Prompt => All of the material should be reproduced exactly, with pictures left out.

(Dataset records)
start
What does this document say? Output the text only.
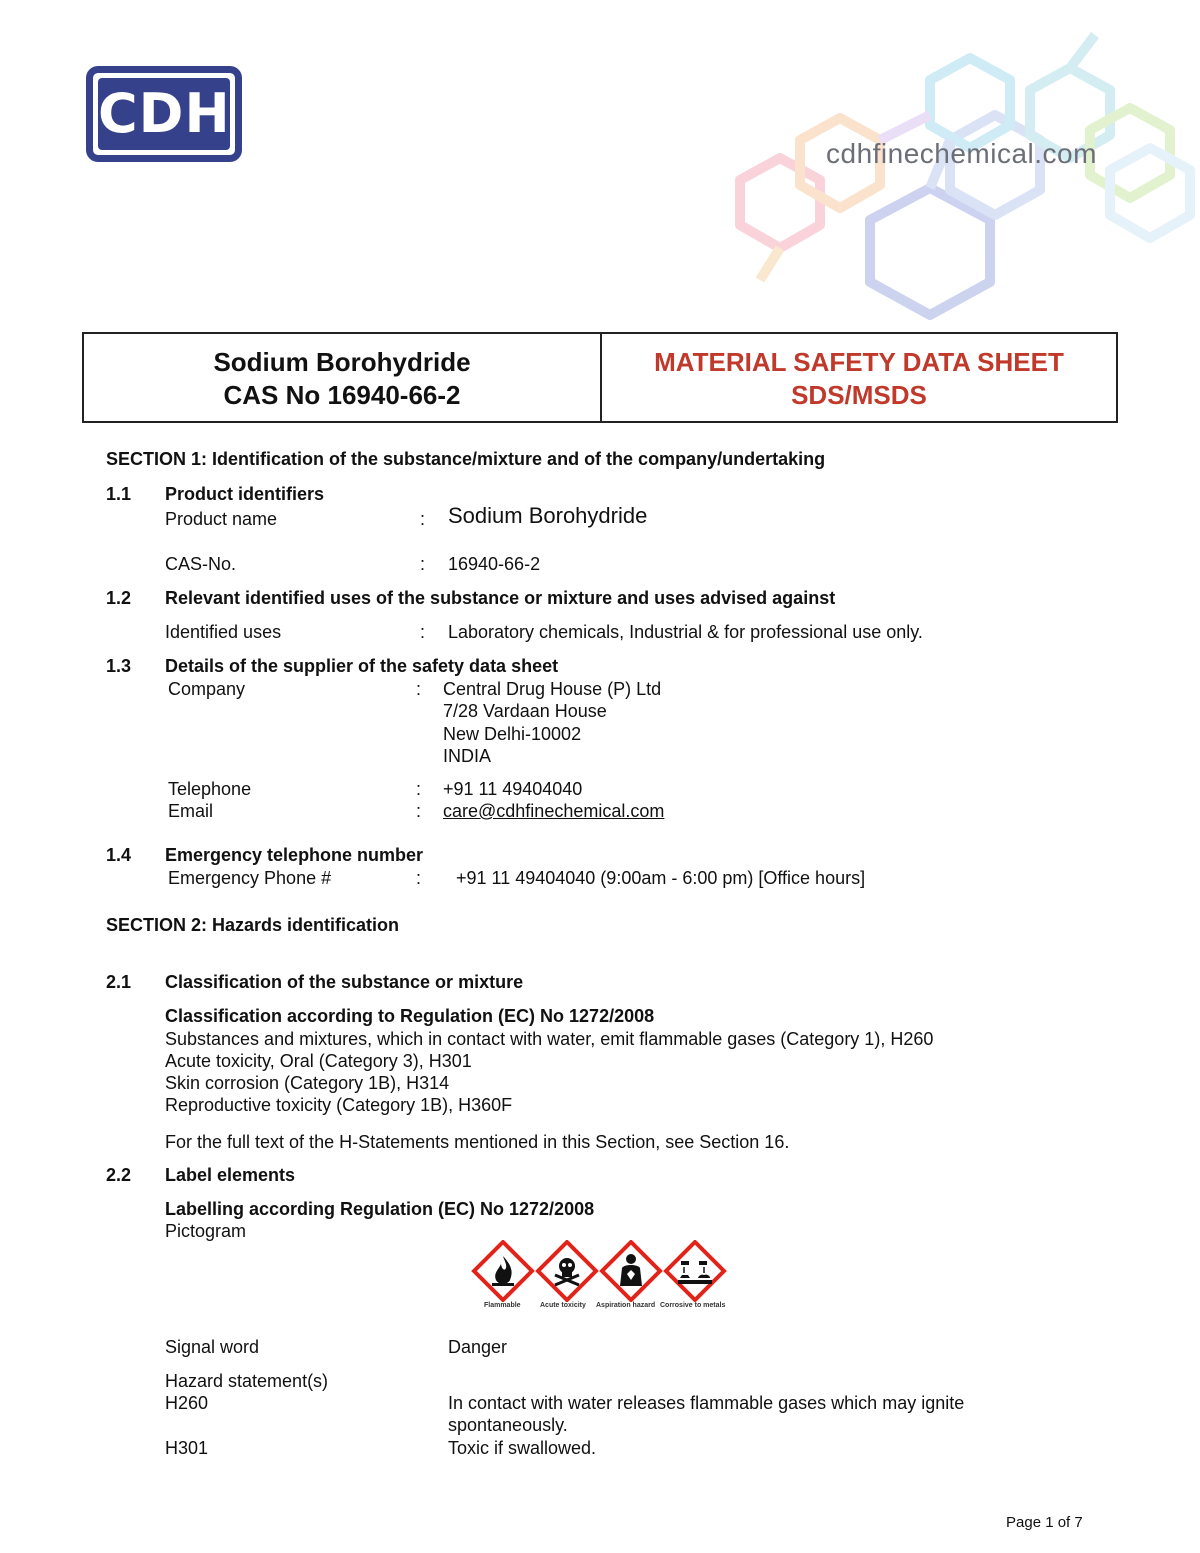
CDH
cdhfinechemical.com
Sodium Borohydride
CAS No 16940-66-2
MATERIAL SAFETY DATA SHEET
SDS/MSDS
SECTION 1: Identification of the substance/mixture and of the company/undertaking
1.1 Product identifiers
Product name	: Sodium Borohydride
CAS-No.	: 16940-66-2
1.2 Relevant identified uses of the substance or mixture and uses advised against
Identified uses	: Laboratory chemicals, Industrial & for professional use only.
1.3 Details of the supplier of the safety data sheet
Company	: Central Drug House (P) Ltd
7/28 Vardaan House
New Delhi-10002
INDIA
Telephone	: +91 11 49404040
Email	: care@cdhfinechemical.com
1.4 Emergency telephone number
Emergency Phone #	: +91 11 49404040 (9:00am - 6:00 pm) [Office hours]
SECTION 2: Hazards identification
2.1 Classification of the substance or mixture
Classification according to Regulation (EC) No 1272/2008
Substances and mixtures, which in contact with water, emit flammable gases (Category 1), H260
Acute toxicity, Oral (Category 3), H301
Skin corrosion (Category 1B), H314
Reproductive toxicity (Category 1B), H360F
For the full text of the H-Statements mentioned in this Section, see Section 16.
2.2 Label elements
Labelling according Regulation (EC) No 1272/2008
Pictogram
Flammable	Acute toxicity Aspiration hazard Corrosive to metals
Signal word	Danger
Hazard statement(s)
H260	In contact with water releases flammable gases which may ignite
spontaneously.
H301	Toxic if swallowed.
Page 1 of 7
end
Correct answer =>
What does this document say? Output the text only.
CDH
cdhfinechemical.com
Sodium Borohydride
CAS No 16940-66-2
MATERIAL SAFETY DATA SHEET
SDS/MSDS
SECTION 1: Identification of the substance/mixture and of the company/undertaking
1.1 Product identifiers
Product name	: Sodium Borohydride
CAS-No.	: 16940-66-2
1.2 Relevant identified uses of the substance or mixture and uses advised against
Identified uses	: Laboratory chemicals, Industrial & for professional use only.
1.3 Details of the supplier of the safety data sheet
Company	: Central Drug House (P) Ltd
7/28 Vardaan House
New Delhi-10002
INDIA
Telephone	: +91 11 49404040
Email	: care@cdhfinechemical.com
1.4 Emergency telephone number
Emergency Phone #	: +91 11 49404040 (9:00am - 6:00 pm) [Office hours]
SECTION 2: Hazards identification
2.1 Classification of the substance or mixture
Classification according to Regulation (EC) No 1272/2008
Substances and mixtures, which in contact with water, emit flammable gases (Category 1), H260
Acute toxicity, Oral (Category 3), H301
Skin corrosion (Category 1B), H314
Reproductive toxicity (Category 1B), H360F
For the full text of the H-Statements mentioned in this Section, see Section 16.
2.2 Label elements
Labelling according Regulation (EC) No 1272/2008
Pictogram
Flammable	Acute toxicity Aspiration hazard Corrosive to metals
Signal word	Danger
Hazard statement(s)
H260	In contact with water releases flammable gases which may ignite
spontaneously.
H301	Toxic if swallowed.
Page 1 of 7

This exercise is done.